(Information provided)
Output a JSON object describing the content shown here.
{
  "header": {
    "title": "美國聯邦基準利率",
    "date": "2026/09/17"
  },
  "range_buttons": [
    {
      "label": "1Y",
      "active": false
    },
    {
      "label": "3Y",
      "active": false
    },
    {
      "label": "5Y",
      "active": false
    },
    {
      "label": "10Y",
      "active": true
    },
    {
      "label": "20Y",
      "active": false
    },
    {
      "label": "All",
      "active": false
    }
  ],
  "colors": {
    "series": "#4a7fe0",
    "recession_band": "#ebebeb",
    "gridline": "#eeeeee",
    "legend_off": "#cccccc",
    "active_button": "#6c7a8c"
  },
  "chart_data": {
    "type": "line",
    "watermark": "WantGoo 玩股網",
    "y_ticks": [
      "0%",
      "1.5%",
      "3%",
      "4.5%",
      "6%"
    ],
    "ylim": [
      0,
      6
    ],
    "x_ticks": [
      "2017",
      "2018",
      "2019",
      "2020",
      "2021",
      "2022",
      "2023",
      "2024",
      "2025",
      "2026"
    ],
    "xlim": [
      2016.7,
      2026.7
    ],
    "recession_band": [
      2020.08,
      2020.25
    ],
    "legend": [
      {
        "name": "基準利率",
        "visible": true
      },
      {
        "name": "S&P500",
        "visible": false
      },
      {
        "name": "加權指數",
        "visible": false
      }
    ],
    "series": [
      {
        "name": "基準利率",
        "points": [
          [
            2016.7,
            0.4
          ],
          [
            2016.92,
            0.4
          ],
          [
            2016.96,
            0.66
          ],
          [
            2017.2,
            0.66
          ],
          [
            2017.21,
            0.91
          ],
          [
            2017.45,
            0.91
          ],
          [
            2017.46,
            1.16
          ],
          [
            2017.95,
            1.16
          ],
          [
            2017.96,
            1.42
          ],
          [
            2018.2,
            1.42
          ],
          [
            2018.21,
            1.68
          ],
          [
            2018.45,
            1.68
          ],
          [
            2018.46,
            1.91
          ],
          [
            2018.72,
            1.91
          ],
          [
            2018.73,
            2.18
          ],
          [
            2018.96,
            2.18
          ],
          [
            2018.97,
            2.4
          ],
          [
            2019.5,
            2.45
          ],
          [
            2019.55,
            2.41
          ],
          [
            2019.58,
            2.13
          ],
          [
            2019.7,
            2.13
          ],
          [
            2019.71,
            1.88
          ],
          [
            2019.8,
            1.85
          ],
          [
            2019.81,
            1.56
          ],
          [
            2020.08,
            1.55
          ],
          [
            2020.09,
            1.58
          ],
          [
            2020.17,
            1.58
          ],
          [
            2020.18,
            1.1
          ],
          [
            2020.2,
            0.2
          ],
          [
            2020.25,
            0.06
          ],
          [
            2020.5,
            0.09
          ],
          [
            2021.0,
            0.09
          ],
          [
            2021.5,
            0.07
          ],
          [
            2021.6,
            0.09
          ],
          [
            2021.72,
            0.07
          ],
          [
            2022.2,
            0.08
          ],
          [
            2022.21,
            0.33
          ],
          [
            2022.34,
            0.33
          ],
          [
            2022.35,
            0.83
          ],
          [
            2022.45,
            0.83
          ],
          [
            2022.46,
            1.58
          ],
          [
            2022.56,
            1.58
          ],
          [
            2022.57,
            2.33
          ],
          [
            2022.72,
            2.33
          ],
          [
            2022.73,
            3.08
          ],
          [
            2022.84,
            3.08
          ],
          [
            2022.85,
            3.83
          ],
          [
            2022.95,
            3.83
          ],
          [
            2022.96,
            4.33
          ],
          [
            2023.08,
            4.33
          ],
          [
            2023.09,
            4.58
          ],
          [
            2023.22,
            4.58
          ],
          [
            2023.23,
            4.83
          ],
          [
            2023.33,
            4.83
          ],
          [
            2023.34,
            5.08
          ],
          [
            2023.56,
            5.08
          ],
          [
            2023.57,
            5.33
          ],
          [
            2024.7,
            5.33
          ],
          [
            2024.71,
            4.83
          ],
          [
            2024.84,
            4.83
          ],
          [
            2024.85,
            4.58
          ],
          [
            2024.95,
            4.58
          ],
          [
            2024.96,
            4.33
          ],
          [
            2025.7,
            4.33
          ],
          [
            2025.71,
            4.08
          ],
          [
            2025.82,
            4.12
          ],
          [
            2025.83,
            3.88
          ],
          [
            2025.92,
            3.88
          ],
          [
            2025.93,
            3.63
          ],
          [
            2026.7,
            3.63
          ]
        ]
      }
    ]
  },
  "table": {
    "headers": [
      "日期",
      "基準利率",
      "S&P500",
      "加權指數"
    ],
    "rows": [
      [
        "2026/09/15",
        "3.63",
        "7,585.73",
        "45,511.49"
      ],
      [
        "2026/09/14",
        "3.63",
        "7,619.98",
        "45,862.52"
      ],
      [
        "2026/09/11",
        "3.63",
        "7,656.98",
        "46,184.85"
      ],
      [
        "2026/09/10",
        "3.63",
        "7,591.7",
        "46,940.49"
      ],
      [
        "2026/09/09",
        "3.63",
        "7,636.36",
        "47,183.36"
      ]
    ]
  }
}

(Task) Copy all the lines, exactly.

(Response to the task)
Output a JSON object describing the content shown here.
{
  "header": {
    "title": "美國聯邦基準利率",
    "date": "2026/09/17"
  },
  "range_buttons": [
    {
      "label": "1Y",
      "active": false
    },
    {
      "label": "3Y",
      "active": false
    },
    {
      "label": "5Y",
      "active": false
    },
    {
      "label": "10Y",
      "active": true
    },
    {
      "label": "20Y",
      "active": false
    },
    {
      "label": "All",
      "active": false
    }
  ],
  "colors": {
    "series": "#4a7fe0",
    "recession_band": "#ebebeb",
    "gridline": "#eeeeee",
    "legend_off": "#cccccc",
    "active_button": "#6c7a8c"
  },
  "chart_data": {
    "type": "line",
    "watermark": "WantGoo 玩股網",
    "y_ticks": [
      "0%",
      "1.5%",
      "3%",
      "4.5%",
      "6%"
    ],
    "ylim": [
      0,
      6
    ],
    "x_ticks": [
      "2017",
      "2018",
      "2019",
      "2020",
      "2021",
      "2022",
      "2023",
      "2024",
      "2025",
      "2026"
    ],
    "xlim": [
      2016.7,
      2026.7
    ],
    "recession_band": [
      2020.08,
      2020.25
    ],
    "legend": [
      {
        "name": "基準利率",
        "visible": true
      },
      {
        "name": "S&P500",
        "visible": false
      },
      {
        "name": "加權指數",
        "visible": false
      }
    ],
    "series": [
      {
        "name": "基準利率",
        "points": [
          [
            2016.7,
            0.4
          ],
          [
            2016.92,
            0.4
          ],
          [
            2016.96,
            0.66
          ],
          [
            2017.2,
            0.66
          ],
          [
            2017.21,
            0.91
          ],
          [
            2017.45,
            0.91
          ],
          [
            2017.46,
            1.16
          ],
          [
            2017.95,
            1.16
          ],
          [
            2017.96,
            1.42
          ],
          [
            2018.2,
            1.42
          ],
          [
            2018.21,
            1.68
          ],
          [
            2018.45,
            1.68
          ],
          [
            2018.46,
            1.91
          ],
          [
            2018.72,
            1.91
          ],
          [
            2018.73,
            2.18
          ],
          [
            2018.96,
            2.18
          ],
          [
            2018.97,
            2.4
          ],
          [
            2019.5,
            2.45
          ],
          [
            2019.55,
            2.41
          ],
          [
            2019.58,
            2.13
          ],
          [
            2019.7,
            2.13
          ],
          [
            2019.71,
            1.88
          ],
          [
            2019.8,
            1.85
          ],
          [
            2019.81,
            1.56
          ],
          [
            2020.08,
            1.55
          ],
          [
            2020.09,
            1.58
          ],
          [
            2020.17,
            1.58
          ],
          [
            2020.18,
            1.1
          ],
          [
            2020.2,
            0.2
          ],
          [
            2020.25,
            0.06
          ],
          [
            2020.5,
            0.09
          ],
          [
            2021.0,
            0.09
          ],
          [
            2021.5,
            0.07
          ],
          [
            2021.6,
            0.09
          ],
          [
            2021.72,
            0.07
          ],
          [
            2022.2,
            0.08
          ],
          [
            2022.21,
            0.33
          ],
          [
            2022.34,
            0.33
          ],
          [
            2022.35,
            0.83
          ],
          [
            2022.45,
            0.83
          ],
          [
            2022.46,
            1.58
          ],
          [
            2022.56,
            1.58
          ],
          [
            2022.57,
            2.33
          ],
          [
            2022.72,
            2.33
          ],
          [
            2022.73,
            3.08
          ],
          [
            2022.84,
            3.08
          ],
          [
            2022.85,
            3.83
          ],
          [
            2022.95,
            3.83
          ],
          [
            2022.96,
            4.33
          ],
          [
            2023.08,
            4.33
          ],
          [
            2023.09,
            4.58
          ],
          [
            2023.22,
            4.58
          ],
          [
            2023.23,
            4.83
          ],
          [
            2023.33,
            4.83
          ],
          [
            2023.34,
            5.08
          ],
          [
            2023.56,
            5.08
          ],
          [
            2023.57,
            5.33
          ],
          [
            2024.7,
            5.33
          ],
          [
            2024.71,
            4.83
          ],
          [
            2024.84,
            4.83
          ],
          [
            2024.85,
            4.58
          ],
          [
            2024.95,
            4.58
          ],
          [
            2024.96,
            4.33
          ],
          [
            2025.7,
            4.33
          ],
          [
            2025.71,
            4.08
          ],
          [
            2025.82,
            4.12
          ],
          [
            2025.83,
            3.88
          ],
          [
            2025.92,
            3.88
          ],
          [
            2025.93,
            3.63
          ],
          [
            2026.7,
            3.63
          ]
        ]
      }
    ]
  },
  "table": {
    "headers": [
      "日期",
      "基準利率",
      "S&P500",
      "加權指數"
    ],
    "rows": [
      [
        "2026/09/15",
        "3.63",
        "7,585.73",
        "45,511.49"
      ],
      [
        "2026/09/14",
        "3.63",
        "7,619.98",
        "45,862.52"
      ],
      [
        "2026/09/11",
        "3.63",
        "7,656.98",
        "46,184.85"
      ],
      [
        "2026/09/10",
        "3.63",
        "7,591.7",
        "46,940.49"
      ],
      [
        "2026/09/09",
        "3.63",
        "7,636.36",
        "47,183.36"
      ]
    ]
  }
}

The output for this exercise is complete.